# Data shown
++++++++++

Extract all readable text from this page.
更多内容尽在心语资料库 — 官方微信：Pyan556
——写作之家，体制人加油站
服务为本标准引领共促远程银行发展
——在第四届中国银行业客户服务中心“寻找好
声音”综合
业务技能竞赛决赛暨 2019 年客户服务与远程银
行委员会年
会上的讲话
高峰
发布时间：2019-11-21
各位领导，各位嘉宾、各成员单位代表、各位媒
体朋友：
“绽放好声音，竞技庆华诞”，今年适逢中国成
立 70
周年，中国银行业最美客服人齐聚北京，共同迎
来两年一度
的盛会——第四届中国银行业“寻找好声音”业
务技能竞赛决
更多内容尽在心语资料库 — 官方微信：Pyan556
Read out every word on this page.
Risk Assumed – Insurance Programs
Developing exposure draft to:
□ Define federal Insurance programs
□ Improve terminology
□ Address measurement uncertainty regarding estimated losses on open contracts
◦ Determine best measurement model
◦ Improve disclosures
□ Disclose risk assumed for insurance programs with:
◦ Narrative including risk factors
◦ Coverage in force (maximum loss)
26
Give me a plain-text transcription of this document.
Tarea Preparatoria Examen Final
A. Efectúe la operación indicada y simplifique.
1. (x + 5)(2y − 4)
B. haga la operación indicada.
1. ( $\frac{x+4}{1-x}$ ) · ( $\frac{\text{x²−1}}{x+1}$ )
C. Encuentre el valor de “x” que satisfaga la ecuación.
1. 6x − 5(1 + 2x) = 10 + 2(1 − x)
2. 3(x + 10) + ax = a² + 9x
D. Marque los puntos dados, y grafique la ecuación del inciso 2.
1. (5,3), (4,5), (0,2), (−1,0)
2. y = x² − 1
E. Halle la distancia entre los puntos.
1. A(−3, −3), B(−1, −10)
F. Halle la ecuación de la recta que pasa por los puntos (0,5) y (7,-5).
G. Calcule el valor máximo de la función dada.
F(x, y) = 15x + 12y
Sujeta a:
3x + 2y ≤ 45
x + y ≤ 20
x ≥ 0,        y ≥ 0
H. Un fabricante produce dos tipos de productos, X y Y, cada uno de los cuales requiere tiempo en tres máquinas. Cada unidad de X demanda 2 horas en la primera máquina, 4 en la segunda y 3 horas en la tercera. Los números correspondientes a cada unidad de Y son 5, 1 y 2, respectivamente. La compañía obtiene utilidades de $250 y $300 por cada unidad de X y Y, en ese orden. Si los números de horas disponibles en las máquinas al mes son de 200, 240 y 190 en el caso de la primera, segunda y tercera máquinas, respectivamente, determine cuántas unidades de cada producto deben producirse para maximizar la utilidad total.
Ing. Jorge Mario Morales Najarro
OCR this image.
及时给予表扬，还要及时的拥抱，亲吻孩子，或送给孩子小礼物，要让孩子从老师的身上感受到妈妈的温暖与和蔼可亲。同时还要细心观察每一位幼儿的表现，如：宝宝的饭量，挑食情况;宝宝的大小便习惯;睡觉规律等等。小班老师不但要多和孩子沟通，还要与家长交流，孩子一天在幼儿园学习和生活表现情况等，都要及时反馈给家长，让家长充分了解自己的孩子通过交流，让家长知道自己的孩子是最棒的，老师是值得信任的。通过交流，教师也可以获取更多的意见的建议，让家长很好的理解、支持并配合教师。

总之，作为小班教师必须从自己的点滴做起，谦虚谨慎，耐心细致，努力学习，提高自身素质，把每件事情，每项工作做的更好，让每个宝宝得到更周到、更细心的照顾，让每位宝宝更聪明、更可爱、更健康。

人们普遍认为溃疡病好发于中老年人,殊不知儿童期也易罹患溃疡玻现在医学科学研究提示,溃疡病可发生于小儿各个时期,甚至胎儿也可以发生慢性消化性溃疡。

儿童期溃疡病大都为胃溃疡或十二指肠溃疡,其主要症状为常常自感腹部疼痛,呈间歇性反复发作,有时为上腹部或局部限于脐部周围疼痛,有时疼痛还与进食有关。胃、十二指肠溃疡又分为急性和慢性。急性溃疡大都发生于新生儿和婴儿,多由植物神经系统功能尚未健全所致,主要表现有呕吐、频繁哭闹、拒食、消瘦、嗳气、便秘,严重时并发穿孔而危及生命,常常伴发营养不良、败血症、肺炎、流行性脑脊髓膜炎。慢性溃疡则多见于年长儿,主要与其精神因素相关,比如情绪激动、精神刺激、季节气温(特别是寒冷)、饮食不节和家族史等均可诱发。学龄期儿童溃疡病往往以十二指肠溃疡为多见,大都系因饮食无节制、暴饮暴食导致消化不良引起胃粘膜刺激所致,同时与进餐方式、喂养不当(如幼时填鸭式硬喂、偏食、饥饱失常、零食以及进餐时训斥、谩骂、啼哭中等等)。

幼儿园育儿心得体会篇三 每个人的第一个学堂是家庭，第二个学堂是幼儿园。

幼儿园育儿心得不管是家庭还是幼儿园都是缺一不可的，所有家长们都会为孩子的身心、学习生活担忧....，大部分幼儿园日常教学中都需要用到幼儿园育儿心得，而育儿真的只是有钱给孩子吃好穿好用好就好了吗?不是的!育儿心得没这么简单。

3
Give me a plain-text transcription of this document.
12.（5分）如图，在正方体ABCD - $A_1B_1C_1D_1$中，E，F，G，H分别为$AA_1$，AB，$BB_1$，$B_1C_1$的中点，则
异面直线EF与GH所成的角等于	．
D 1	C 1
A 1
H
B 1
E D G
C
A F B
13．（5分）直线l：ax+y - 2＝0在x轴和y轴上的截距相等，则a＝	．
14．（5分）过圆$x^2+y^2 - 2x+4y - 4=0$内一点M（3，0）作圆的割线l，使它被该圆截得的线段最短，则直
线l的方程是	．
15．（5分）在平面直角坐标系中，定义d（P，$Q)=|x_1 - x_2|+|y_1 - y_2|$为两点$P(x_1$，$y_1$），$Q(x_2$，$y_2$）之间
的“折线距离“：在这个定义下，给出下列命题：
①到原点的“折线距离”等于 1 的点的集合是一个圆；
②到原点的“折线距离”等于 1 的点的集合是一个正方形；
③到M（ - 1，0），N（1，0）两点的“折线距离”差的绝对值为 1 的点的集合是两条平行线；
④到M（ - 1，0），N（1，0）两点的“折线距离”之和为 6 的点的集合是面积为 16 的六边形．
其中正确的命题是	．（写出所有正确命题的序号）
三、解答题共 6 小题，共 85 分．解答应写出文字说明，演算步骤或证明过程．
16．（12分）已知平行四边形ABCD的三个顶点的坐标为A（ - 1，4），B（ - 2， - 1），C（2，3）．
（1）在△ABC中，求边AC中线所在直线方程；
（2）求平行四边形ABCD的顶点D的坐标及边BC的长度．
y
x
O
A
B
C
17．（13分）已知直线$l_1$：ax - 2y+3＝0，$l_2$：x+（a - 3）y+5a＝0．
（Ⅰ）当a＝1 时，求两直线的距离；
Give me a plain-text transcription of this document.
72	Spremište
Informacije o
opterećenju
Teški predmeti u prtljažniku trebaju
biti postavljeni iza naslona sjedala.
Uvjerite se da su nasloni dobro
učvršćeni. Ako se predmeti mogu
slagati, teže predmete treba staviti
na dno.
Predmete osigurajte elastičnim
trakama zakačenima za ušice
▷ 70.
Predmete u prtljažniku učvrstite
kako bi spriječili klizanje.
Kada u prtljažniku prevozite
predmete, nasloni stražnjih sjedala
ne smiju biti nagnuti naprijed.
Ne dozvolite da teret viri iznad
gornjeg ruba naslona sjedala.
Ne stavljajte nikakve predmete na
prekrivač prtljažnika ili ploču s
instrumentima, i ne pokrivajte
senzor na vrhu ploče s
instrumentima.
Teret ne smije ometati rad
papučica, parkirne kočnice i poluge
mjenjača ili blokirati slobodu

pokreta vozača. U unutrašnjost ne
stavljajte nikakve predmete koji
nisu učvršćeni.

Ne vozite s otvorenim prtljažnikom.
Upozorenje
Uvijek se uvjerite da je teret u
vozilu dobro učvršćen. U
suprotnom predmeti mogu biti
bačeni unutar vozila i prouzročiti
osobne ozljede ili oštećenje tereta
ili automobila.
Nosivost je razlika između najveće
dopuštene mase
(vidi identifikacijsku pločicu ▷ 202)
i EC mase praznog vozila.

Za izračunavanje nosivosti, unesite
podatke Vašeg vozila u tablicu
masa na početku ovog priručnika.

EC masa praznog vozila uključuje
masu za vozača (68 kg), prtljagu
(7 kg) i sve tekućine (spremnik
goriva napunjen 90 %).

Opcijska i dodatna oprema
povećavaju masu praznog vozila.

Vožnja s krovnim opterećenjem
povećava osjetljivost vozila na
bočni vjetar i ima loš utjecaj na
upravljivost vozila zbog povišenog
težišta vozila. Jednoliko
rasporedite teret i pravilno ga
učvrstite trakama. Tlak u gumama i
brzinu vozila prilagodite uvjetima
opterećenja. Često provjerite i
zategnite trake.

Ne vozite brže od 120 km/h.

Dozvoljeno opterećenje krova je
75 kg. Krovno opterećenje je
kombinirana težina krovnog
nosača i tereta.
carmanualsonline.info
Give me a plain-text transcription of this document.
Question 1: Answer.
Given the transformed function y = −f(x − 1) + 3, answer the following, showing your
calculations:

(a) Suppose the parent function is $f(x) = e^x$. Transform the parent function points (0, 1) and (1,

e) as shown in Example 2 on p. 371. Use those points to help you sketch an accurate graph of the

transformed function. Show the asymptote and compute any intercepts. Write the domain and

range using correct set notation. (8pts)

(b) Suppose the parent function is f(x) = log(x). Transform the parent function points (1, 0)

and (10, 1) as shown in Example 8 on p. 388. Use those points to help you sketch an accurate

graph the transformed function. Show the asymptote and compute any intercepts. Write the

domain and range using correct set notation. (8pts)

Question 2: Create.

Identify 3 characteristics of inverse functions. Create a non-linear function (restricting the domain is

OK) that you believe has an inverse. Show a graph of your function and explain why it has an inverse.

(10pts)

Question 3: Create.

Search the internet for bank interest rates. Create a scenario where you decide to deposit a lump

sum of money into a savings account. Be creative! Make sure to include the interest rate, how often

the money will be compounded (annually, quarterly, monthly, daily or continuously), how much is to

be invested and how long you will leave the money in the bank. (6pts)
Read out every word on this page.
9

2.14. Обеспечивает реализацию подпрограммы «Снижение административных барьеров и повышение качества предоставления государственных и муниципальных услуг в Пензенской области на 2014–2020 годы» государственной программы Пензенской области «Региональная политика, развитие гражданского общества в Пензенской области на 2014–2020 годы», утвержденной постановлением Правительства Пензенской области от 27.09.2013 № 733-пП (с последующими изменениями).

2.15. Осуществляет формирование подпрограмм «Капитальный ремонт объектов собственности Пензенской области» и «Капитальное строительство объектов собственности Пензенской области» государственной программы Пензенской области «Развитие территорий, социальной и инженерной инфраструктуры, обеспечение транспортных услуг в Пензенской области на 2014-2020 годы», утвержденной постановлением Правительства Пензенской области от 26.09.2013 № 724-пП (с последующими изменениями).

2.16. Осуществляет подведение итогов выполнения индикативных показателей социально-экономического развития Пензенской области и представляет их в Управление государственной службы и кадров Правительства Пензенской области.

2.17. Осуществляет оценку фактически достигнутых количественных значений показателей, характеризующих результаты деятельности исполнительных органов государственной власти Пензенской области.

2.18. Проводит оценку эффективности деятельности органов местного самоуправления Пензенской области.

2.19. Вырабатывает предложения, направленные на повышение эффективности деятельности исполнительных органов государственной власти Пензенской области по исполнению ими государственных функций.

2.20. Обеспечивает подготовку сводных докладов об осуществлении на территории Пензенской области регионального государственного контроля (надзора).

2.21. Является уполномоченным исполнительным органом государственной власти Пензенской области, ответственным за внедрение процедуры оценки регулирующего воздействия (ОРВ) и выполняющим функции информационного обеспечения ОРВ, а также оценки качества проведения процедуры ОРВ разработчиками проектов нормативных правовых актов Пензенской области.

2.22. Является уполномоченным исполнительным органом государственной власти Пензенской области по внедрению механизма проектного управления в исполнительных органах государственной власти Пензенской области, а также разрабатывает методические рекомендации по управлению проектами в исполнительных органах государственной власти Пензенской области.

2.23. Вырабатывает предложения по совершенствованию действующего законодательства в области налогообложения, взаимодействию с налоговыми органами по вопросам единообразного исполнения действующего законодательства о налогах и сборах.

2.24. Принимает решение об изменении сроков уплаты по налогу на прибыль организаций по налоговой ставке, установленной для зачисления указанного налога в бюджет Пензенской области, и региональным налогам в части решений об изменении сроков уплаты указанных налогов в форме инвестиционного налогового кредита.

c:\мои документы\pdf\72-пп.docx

++++++++++

# Exercise brief
From the material above, copy each line that includes the word "ecuación".

# Solution
C. Encuentre el valor de “x” que satisfaga la ecuación.
D. Marque los puntos dados, y grafique la ecuación del inciso 2.
F. Halle la ecuación de la recta que pasa por los puntos (0,5) y (7,-5).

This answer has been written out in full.